◆ **TASK TO CARRY OUT**: Rewrite the lines from the one containing "- toolbar-divider: [93, 306, 94, 328]" through the one containing "- users-close-tag[interactable]: </users>: [79, 591, 151, 611]", replacing "user-node" with "user-element" and changing nothing else.

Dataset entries

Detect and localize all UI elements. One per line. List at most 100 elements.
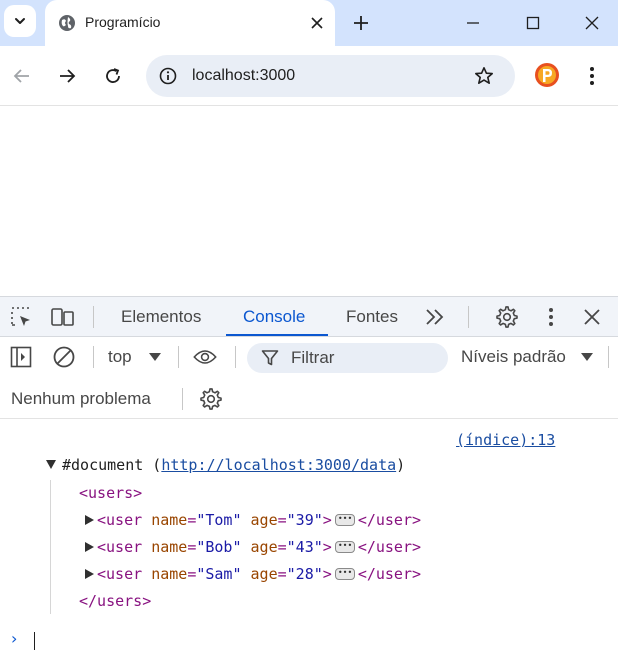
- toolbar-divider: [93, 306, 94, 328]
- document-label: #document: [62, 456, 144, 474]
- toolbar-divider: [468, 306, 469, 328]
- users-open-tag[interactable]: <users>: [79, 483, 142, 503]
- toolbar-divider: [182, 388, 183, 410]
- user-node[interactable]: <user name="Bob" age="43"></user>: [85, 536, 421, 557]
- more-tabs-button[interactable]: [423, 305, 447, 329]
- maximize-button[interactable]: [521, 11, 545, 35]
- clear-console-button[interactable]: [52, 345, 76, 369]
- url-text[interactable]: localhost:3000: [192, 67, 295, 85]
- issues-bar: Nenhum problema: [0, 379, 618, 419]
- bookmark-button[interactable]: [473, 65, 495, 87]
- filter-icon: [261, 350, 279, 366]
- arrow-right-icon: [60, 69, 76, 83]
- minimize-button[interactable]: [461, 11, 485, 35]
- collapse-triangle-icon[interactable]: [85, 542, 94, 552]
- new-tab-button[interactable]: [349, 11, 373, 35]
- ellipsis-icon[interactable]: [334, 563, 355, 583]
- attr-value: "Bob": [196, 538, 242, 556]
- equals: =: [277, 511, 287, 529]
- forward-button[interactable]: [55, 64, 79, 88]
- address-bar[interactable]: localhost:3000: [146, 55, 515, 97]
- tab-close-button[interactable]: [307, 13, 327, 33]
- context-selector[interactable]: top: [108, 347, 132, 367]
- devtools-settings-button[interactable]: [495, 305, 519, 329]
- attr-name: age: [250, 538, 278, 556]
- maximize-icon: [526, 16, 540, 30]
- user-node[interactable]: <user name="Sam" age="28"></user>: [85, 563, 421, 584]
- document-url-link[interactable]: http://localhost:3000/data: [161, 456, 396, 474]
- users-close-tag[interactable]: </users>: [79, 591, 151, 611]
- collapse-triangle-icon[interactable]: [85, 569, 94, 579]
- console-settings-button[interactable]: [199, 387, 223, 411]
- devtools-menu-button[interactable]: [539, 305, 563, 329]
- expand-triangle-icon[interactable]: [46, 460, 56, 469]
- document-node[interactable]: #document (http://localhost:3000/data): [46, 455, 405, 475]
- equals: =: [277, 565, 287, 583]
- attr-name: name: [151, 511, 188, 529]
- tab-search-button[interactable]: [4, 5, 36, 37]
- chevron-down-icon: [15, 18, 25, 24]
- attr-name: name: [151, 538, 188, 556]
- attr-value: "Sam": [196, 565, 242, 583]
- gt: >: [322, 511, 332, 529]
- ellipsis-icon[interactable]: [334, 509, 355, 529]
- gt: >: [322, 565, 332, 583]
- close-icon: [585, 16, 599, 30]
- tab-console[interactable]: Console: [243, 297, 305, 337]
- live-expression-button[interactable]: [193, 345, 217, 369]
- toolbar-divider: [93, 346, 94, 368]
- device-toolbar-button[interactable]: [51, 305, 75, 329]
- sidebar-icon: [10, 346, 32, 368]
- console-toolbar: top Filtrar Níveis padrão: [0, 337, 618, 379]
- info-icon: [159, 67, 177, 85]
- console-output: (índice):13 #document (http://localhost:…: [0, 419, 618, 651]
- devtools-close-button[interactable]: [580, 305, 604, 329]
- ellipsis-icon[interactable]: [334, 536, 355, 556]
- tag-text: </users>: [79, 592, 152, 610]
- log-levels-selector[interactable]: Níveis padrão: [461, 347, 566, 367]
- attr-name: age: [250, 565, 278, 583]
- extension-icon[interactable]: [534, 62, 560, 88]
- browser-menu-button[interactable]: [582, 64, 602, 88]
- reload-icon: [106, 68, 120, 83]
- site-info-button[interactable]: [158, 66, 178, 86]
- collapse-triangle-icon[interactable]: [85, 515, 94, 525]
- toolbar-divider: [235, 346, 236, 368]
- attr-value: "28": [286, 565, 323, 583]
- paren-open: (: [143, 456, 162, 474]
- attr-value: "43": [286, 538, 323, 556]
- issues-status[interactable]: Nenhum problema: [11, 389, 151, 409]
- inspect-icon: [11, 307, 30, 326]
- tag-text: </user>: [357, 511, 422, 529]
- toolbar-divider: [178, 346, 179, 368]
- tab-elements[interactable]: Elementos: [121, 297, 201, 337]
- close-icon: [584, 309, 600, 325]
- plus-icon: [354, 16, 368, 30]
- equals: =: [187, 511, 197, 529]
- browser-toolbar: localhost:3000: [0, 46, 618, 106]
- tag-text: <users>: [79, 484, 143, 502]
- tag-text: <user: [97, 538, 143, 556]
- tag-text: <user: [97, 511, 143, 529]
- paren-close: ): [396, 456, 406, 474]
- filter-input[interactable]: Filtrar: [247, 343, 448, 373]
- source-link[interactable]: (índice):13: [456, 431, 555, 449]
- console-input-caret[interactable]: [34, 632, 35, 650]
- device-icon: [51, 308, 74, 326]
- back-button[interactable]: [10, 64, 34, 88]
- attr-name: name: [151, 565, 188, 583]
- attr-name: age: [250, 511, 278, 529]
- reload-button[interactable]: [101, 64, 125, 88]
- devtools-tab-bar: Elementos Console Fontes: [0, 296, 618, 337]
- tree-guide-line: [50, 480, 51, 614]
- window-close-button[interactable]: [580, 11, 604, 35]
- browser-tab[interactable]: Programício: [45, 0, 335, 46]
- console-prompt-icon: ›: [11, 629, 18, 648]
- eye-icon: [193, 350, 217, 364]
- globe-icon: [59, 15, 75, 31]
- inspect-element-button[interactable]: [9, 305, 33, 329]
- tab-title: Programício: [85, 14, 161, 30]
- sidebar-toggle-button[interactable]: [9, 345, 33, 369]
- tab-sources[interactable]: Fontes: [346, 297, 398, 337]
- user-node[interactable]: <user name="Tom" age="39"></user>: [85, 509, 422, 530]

* * *

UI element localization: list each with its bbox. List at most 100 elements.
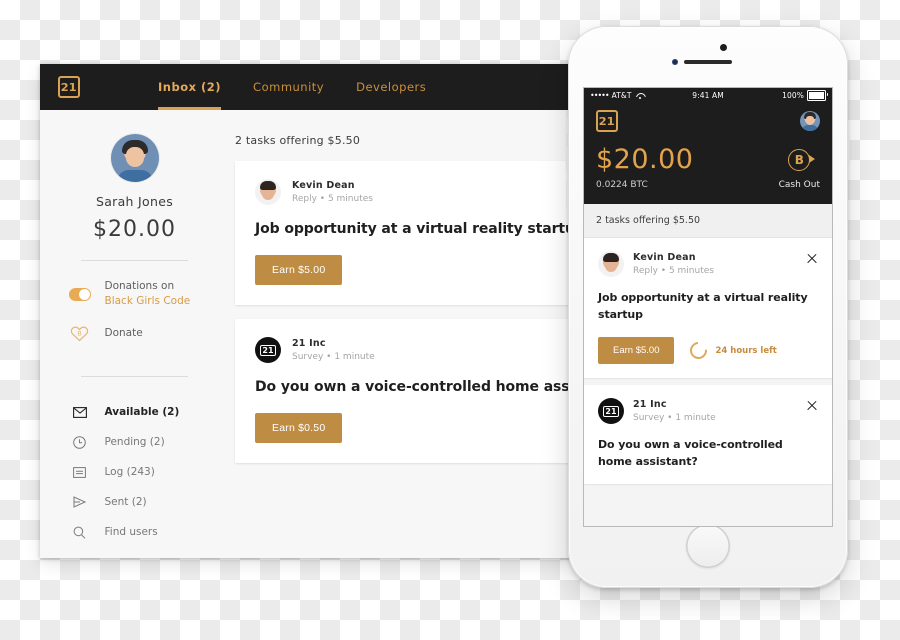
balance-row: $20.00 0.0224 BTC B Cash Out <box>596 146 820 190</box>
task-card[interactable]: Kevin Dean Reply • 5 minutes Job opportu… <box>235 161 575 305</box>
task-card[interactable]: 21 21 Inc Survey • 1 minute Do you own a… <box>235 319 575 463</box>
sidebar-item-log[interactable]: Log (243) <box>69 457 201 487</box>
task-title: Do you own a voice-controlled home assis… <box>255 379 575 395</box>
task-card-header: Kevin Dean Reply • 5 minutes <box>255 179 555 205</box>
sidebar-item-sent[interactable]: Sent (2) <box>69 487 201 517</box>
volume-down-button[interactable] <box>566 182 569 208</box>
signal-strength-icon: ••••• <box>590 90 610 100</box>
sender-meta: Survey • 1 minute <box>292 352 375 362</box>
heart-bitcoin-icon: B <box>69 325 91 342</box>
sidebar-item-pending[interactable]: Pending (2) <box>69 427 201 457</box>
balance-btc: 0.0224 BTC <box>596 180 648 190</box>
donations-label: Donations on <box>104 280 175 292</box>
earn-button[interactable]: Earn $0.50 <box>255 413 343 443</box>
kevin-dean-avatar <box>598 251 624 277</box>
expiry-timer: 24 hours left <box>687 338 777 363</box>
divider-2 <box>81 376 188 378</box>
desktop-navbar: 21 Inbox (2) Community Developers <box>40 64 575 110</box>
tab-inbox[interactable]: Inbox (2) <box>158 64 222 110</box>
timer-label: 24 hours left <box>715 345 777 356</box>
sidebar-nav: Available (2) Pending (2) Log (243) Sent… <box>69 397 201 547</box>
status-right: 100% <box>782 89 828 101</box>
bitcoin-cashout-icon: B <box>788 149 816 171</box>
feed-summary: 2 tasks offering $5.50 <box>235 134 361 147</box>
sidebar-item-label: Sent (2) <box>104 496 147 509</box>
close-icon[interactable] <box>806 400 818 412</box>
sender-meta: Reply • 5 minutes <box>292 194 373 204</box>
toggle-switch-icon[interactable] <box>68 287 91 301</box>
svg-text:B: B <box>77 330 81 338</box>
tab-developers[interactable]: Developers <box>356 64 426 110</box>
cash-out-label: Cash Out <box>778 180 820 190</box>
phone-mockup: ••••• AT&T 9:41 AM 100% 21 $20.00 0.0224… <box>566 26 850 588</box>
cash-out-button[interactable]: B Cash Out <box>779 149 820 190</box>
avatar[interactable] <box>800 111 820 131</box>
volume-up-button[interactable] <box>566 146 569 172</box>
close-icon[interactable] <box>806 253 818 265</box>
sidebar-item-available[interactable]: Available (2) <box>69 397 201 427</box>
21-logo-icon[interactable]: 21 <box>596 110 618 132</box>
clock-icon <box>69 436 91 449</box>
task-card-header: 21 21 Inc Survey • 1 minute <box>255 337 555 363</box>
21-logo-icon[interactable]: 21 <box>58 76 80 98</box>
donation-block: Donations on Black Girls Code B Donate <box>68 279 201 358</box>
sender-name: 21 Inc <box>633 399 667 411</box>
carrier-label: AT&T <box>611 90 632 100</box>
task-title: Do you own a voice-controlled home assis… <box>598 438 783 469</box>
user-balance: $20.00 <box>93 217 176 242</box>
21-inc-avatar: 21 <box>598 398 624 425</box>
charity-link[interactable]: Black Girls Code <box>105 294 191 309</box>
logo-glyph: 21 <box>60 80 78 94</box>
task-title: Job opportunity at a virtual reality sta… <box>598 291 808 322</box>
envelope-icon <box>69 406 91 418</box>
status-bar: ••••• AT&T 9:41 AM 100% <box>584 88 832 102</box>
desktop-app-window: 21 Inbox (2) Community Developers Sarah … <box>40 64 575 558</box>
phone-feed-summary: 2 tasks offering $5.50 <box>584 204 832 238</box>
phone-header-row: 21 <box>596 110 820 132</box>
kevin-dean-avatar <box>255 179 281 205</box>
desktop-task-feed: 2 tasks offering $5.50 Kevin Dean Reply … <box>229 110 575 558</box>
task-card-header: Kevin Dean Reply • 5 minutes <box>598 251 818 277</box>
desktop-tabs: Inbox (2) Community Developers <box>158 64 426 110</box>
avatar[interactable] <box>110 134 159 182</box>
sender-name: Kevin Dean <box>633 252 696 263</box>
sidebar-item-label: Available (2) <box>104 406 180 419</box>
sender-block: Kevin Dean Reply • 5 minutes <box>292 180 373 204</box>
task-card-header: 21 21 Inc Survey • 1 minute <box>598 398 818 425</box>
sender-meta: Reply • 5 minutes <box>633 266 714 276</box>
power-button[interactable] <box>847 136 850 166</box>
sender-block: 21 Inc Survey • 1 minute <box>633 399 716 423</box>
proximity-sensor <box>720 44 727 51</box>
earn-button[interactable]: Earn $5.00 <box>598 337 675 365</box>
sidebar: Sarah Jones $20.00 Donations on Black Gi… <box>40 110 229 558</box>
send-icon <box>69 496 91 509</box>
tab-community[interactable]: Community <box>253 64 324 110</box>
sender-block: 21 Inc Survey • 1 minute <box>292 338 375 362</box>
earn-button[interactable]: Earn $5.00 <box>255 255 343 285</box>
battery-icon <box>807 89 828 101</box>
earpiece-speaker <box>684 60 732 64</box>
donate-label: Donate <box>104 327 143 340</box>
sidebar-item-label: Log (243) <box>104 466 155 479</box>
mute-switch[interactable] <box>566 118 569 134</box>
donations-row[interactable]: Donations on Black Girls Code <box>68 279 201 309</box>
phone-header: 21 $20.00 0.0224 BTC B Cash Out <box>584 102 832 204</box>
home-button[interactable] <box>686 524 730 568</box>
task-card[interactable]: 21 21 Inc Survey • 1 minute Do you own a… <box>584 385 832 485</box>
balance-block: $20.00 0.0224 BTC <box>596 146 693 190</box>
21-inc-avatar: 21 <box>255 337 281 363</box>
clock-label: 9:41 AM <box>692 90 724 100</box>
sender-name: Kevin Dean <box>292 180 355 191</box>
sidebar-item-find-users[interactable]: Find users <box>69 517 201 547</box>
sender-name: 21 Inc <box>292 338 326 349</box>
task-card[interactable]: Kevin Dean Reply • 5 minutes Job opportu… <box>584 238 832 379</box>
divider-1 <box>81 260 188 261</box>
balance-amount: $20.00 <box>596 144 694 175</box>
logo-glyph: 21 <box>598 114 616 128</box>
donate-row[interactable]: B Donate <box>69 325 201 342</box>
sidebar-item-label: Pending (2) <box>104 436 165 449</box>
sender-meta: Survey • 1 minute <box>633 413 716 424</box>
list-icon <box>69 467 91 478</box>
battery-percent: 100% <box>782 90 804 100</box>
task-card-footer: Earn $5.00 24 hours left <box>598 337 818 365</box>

◆ **OUTPUT FOR THIS TASK**:
- toolbar-divider: [93, 306, 94, 328]
- document-label: #document: [62, 456, 144, 474]
- toolbar-divider: [468, 306, 469, 328]
- users-open-tag[interactable]: <users>: [79, 483, 142, 503]
- toolbar-divider: [182, 388, 183, 410]
- user-element[interactable]: <user name="Bob" age="43"></user>: [85, 536, 421, 557]
- more-tabs-button[interactable]: [423, 305, 447, 329]
- maximize-button[interactable]: [521, 11, 545, 35]
- clear-console-button[interactable]: [52, 345, 76, 369]
- url-text[interactable]: localhost:3000: [192, 67, 295, 85]
- issues-bar: Nenhum problema: [0, 379, 618, 419]
- bookmark-button[interactable]: [473, 65, 495, 87]
- filter-icon: [261, 350, 279, 366]
- arrow-right-icon: [60, 69, 76, 83]
- minimize-button[interactable]: [461, 11, 485, 35]
- collapse-triangle-icon[interactable]: [85, 542, 94, 552]
- new-tab-button[interactable]: [349, 11, 373, 35]
- ellipsis-icon[interactable]: [334, 563, 355, 583]
- attr-value: "Bob": [196, 538, 242, 556]
- equals: =: [277, 511, 287, 529]
- forward-button[interactable]: [55, 64, 79, 88]
- address-bar[interactable]: localhost:3000: [146, 55, 515, 97]
- tab-close-button[interactable]: [307, 13, 327, 33]
- context-selector[interactable]: top: [108, 347, 132, 367]
- devtools-settings-button[interactable]: [495, 305, 519, 329]
- attr-name: age: [250, 538, 278, 556]
- maximize-icon: [526, 16, 540, 30]
- user-element[interactable]: <user name="Sam" age="28"></user>: [85, 563, 421, 584]
- document-url-link[interactable]: http://localhost:3000/data: [161, 456, 396, 474]
- users-close-tag[interactable]: </users>: [79, 591, 151, 611]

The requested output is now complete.